PROVIDED RECORDS -
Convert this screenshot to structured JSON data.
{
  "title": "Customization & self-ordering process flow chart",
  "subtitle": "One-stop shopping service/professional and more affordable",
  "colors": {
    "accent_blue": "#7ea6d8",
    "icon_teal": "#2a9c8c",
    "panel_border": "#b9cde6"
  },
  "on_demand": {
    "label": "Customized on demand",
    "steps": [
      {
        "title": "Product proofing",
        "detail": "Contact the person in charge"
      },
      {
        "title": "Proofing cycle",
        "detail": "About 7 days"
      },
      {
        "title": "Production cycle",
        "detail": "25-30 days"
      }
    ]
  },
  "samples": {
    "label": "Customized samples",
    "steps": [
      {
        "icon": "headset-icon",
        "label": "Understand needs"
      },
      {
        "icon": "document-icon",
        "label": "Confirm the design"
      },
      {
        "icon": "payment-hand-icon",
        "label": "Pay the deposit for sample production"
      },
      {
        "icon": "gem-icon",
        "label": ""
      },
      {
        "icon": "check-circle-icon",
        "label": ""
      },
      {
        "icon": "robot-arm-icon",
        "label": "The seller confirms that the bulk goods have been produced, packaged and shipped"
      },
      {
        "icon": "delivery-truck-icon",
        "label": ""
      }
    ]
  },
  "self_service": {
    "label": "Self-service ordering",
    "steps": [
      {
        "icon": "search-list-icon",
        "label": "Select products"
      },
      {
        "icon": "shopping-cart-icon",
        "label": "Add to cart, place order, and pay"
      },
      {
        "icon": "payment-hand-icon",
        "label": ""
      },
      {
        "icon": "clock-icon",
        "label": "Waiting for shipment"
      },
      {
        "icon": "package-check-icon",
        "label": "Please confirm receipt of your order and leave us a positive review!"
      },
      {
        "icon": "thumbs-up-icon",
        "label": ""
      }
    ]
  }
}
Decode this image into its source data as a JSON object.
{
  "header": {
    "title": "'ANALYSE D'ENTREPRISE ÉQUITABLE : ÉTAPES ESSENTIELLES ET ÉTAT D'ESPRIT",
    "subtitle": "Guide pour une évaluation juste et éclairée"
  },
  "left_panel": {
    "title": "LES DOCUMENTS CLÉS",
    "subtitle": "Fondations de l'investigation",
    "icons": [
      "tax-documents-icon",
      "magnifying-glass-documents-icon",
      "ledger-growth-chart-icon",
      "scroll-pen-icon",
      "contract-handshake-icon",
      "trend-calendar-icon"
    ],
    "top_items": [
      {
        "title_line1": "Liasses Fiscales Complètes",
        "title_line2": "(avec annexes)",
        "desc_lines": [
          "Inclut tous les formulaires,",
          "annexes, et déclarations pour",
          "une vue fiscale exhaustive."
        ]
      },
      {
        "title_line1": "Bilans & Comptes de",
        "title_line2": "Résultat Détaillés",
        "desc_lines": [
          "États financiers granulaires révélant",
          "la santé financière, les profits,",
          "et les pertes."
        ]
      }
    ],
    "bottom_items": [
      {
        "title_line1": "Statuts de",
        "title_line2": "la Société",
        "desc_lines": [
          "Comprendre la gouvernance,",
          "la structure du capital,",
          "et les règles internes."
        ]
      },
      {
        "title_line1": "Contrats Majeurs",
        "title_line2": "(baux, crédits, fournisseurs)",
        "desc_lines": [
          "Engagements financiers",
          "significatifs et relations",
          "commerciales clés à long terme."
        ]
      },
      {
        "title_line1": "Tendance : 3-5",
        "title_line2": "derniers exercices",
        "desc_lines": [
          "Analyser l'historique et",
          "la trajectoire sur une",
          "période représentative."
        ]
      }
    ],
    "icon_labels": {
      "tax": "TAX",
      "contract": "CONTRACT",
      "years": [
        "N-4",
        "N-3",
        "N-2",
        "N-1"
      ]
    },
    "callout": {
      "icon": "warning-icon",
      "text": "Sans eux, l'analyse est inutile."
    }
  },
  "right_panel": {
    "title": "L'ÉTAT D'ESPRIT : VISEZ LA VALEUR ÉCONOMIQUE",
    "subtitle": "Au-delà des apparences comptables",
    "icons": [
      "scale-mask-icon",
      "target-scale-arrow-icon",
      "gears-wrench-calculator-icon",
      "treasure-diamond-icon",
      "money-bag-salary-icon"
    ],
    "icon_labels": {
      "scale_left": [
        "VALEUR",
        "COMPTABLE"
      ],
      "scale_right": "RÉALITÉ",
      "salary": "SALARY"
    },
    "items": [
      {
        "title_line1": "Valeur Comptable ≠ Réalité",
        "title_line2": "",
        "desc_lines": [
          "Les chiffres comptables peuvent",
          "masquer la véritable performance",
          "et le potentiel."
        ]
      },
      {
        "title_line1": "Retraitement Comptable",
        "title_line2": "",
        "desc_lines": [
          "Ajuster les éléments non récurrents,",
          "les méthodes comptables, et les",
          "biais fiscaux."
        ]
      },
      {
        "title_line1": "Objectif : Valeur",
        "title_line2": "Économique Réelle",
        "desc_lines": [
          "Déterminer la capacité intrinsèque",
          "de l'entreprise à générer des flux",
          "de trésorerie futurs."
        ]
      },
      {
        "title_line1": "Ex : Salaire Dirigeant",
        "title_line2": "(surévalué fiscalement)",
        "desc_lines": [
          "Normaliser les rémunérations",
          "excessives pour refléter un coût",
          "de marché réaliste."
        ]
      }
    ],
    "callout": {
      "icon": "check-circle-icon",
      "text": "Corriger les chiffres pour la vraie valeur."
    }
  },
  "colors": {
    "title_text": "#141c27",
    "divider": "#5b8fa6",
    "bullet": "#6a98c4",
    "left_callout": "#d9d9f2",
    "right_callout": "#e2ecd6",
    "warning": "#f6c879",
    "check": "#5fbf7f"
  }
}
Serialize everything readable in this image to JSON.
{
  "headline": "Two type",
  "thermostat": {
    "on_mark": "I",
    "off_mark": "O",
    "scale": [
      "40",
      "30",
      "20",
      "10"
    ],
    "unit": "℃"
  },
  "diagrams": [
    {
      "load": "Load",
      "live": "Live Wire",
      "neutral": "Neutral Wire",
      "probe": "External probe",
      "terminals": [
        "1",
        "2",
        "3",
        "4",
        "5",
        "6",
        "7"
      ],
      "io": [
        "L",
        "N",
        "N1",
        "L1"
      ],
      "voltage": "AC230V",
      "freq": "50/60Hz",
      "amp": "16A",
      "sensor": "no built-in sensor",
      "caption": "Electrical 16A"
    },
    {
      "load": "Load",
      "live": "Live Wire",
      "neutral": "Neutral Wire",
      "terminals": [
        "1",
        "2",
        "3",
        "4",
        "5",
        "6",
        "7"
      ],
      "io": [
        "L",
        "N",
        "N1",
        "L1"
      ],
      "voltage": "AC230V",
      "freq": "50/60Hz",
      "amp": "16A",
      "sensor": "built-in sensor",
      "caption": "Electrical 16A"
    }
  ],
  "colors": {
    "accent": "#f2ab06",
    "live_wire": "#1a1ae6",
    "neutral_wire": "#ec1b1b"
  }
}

DIRECTIONS -
Among the entries above, identify all lines with "Customized" and copy them.

RESULT OF THIS EXERCISE -
    "label": "Customized on demand",
    "label": "Customized samples",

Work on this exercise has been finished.